■ Set task
What is the count of lines that hold the word "document"? Give only the number.

··· Extracted entries

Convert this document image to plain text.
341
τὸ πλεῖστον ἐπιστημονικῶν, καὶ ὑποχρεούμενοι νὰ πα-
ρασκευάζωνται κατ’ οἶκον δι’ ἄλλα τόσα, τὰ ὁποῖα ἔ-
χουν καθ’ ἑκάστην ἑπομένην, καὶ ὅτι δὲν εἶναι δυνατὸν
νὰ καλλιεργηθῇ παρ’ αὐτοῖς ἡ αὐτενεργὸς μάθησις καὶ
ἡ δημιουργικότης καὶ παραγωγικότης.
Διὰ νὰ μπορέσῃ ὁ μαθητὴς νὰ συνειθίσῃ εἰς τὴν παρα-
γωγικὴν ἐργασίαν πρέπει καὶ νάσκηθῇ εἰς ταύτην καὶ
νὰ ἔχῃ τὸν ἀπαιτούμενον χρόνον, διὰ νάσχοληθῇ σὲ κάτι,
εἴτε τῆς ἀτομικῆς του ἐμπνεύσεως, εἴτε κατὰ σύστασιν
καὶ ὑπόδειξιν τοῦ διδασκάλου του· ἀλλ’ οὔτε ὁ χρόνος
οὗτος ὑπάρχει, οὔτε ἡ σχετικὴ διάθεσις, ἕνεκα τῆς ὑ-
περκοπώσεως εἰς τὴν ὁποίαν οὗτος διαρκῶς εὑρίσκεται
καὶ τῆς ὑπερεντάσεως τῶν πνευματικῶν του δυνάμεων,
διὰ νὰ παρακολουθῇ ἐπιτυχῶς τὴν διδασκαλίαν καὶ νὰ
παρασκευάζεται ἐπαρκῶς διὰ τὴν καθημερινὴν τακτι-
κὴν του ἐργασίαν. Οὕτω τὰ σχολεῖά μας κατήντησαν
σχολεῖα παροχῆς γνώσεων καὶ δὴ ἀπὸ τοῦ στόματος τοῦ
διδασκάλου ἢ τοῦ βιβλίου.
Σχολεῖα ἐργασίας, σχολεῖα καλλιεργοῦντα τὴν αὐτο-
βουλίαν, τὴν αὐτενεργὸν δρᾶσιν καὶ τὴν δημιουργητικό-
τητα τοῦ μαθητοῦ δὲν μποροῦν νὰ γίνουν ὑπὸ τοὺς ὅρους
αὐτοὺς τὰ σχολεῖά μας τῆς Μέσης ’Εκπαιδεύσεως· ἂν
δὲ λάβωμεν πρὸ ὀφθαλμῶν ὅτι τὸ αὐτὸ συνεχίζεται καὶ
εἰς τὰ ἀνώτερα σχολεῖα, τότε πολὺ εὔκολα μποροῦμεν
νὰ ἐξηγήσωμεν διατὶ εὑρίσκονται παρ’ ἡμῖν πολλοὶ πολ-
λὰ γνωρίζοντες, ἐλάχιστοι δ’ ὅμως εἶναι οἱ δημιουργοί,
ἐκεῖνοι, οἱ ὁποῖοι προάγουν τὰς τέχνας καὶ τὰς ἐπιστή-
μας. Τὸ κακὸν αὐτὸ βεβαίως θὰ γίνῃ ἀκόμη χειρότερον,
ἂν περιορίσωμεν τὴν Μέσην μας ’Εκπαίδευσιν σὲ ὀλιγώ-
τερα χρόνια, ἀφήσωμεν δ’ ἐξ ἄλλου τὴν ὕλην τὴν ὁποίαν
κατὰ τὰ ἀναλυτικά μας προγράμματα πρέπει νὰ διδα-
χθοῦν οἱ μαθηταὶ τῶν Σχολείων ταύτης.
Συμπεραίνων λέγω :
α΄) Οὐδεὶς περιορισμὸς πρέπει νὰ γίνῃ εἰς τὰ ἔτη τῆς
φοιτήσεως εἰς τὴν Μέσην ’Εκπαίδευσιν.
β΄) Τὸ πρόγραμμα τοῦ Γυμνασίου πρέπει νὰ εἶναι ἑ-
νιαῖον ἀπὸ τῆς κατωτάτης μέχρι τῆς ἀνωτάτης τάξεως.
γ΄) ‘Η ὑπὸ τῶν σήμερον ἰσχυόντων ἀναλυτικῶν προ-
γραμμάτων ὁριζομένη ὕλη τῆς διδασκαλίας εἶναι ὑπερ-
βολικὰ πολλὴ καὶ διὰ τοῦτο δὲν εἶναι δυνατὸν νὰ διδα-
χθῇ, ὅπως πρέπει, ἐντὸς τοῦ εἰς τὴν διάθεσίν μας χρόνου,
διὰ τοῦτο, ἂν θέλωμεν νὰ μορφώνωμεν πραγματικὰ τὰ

······
··· Extracted entries

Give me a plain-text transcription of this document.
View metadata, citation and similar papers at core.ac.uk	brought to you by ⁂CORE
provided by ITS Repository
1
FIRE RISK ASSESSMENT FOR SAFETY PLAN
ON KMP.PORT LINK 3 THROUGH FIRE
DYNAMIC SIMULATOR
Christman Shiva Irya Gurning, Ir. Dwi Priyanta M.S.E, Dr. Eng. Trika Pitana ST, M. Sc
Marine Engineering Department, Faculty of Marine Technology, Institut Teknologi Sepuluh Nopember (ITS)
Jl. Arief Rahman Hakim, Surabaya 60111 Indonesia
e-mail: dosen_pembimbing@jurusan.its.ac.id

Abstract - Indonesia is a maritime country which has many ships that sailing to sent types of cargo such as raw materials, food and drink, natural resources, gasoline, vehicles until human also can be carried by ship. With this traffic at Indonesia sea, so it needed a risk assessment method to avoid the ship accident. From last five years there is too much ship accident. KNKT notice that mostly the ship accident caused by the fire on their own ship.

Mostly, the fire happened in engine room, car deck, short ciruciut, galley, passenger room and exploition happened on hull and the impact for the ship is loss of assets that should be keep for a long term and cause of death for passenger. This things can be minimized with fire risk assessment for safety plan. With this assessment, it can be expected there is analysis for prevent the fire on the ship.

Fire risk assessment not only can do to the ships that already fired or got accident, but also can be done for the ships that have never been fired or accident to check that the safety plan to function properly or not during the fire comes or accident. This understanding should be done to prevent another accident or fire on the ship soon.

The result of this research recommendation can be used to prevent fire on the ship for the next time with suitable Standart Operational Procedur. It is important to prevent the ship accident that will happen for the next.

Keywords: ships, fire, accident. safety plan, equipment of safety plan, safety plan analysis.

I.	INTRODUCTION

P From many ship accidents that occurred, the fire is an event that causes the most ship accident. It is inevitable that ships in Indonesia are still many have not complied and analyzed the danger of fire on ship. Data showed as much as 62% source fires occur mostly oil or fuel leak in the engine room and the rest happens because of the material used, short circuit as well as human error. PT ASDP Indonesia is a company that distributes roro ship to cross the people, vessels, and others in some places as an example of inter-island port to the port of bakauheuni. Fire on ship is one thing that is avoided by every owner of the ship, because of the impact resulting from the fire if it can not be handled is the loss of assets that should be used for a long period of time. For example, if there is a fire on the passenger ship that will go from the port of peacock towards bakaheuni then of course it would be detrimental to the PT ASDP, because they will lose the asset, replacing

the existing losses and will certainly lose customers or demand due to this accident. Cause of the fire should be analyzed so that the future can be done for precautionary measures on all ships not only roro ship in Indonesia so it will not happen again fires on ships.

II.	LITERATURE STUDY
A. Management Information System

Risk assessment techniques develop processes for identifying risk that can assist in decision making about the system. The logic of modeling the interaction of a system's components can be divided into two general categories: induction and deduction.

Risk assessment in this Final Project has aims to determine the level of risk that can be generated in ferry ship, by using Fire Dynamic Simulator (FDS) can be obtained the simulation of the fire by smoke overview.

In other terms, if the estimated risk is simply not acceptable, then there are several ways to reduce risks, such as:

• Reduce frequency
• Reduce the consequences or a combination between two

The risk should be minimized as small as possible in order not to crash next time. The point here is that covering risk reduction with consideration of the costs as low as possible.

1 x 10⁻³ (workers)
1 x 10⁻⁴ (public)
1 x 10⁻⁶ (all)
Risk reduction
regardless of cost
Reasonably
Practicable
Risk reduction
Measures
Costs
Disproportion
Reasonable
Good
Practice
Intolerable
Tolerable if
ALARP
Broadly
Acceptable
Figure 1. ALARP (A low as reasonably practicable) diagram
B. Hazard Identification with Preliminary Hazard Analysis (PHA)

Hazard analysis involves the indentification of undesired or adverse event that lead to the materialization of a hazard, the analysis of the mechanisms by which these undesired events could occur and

······

■ Solution to this problem
2